» Excerpted data

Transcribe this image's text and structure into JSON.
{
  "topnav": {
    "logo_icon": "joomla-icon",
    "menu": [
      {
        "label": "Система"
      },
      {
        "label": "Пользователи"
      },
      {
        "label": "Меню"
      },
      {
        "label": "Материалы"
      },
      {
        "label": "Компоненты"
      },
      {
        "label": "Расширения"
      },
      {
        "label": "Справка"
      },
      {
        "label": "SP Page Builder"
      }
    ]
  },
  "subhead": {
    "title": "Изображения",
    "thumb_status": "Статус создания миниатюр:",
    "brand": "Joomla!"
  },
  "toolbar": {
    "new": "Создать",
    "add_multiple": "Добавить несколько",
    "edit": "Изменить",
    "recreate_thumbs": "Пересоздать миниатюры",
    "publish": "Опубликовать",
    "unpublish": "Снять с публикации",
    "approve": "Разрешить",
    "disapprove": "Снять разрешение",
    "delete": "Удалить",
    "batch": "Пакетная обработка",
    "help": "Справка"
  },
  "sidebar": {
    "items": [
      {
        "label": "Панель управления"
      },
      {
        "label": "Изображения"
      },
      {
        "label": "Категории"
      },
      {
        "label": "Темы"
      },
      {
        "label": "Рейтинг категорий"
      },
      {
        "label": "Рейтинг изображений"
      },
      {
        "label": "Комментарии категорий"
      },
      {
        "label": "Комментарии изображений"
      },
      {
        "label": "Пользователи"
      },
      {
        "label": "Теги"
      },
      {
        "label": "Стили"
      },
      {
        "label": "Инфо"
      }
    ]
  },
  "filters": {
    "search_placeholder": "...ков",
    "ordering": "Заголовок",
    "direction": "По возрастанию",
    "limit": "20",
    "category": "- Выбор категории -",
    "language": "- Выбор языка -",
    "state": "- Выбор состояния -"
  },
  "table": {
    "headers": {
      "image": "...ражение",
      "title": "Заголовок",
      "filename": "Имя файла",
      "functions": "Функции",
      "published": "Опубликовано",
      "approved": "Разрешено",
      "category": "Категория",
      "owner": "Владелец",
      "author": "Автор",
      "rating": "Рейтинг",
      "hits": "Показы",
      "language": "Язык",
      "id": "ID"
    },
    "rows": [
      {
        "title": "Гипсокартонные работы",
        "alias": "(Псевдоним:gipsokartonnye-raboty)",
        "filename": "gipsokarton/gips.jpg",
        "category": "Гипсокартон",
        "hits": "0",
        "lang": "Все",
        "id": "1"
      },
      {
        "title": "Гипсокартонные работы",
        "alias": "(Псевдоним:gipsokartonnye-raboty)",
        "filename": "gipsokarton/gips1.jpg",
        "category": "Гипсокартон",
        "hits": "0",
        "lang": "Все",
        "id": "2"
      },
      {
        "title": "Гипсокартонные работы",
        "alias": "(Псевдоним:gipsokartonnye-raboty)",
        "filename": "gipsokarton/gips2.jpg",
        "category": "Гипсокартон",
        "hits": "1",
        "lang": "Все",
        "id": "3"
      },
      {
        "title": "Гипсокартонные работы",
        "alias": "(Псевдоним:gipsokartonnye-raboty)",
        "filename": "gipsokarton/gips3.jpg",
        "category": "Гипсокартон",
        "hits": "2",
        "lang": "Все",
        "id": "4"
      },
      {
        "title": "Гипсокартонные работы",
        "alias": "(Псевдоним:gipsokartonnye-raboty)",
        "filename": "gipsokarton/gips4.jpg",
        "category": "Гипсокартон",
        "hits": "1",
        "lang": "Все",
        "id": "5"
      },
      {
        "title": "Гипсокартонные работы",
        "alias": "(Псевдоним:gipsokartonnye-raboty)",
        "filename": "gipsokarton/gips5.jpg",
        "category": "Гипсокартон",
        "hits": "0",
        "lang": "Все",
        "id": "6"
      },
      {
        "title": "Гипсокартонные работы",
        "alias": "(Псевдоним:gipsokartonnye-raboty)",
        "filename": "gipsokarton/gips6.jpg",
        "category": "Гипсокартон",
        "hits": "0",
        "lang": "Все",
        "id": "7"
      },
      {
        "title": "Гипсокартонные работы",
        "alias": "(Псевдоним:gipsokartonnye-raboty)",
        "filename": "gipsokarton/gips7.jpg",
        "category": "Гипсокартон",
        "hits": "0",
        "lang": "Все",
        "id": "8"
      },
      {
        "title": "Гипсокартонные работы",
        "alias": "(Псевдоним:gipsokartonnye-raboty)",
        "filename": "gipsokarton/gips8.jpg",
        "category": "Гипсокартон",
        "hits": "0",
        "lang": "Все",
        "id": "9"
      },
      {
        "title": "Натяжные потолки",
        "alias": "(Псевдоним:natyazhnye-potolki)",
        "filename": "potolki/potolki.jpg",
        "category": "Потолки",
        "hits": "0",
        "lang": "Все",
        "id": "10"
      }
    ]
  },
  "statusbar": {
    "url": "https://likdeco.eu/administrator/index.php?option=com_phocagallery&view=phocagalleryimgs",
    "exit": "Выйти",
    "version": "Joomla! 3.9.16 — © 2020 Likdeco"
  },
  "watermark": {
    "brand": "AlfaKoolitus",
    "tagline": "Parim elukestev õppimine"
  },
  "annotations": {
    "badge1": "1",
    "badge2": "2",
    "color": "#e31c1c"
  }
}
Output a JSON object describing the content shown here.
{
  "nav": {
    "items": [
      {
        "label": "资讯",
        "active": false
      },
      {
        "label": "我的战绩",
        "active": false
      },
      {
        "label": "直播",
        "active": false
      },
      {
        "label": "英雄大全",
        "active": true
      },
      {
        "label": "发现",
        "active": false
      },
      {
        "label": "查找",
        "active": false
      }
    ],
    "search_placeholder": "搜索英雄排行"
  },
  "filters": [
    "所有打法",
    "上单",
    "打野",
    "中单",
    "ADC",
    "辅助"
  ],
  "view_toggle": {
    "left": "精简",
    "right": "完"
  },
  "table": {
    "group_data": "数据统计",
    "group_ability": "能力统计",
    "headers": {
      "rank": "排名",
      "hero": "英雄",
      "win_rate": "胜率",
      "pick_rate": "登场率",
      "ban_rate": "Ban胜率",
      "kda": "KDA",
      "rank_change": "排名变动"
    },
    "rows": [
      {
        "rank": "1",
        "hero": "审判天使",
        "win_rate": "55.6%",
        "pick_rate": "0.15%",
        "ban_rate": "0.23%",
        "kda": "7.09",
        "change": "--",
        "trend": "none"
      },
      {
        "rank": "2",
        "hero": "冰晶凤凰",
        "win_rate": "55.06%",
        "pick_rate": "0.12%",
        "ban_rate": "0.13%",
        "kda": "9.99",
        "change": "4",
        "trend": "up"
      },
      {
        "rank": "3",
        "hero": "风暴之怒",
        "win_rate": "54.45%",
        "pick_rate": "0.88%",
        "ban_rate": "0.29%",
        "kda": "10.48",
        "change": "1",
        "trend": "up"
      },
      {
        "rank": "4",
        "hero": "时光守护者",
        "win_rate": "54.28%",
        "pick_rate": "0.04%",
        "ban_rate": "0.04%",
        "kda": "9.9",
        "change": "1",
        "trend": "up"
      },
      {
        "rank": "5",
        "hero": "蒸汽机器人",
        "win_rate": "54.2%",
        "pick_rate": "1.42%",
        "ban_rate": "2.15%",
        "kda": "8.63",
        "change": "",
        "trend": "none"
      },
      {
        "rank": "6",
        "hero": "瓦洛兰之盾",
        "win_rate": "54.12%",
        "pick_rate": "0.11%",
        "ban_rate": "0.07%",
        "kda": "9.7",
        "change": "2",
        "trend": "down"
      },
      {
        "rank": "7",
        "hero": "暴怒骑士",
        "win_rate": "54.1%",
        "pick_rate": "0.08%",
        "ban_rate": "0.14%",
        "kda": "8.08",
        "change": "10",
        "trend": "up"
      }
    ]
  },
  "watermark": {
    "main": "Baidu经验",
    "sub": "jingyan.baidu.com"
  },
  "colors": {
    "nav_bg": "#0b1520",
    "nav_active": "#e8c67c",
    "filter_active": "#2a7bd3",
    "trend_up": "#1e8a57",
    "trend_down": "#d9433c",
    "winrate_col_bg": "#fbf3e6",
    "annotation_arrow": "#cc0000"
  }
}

» Directive
Go through the entries above and copy every line containing "filename".

» Solution below
      "filename": "Имя файла",
        "filename": "gipsokarton/gips.jpg",
        "filename": "gipsokarton/gips1.jpg",
        "filename": "gipsokarton/gips2.jpg",
        "filename": "gipsokarton/gips3.jpg",
        "filename": "gipsokarton/gips4.jpg",
        "filename": "gipsokarton/gips5.jpg",
        "filename": "gipsokarton/gips6.jpg",
        "filename": "gipsokarton/gips7.jpg",
        "filename": "gipsokarton/gips8.jpg",
        "filename": "potolki/potolki.jpg",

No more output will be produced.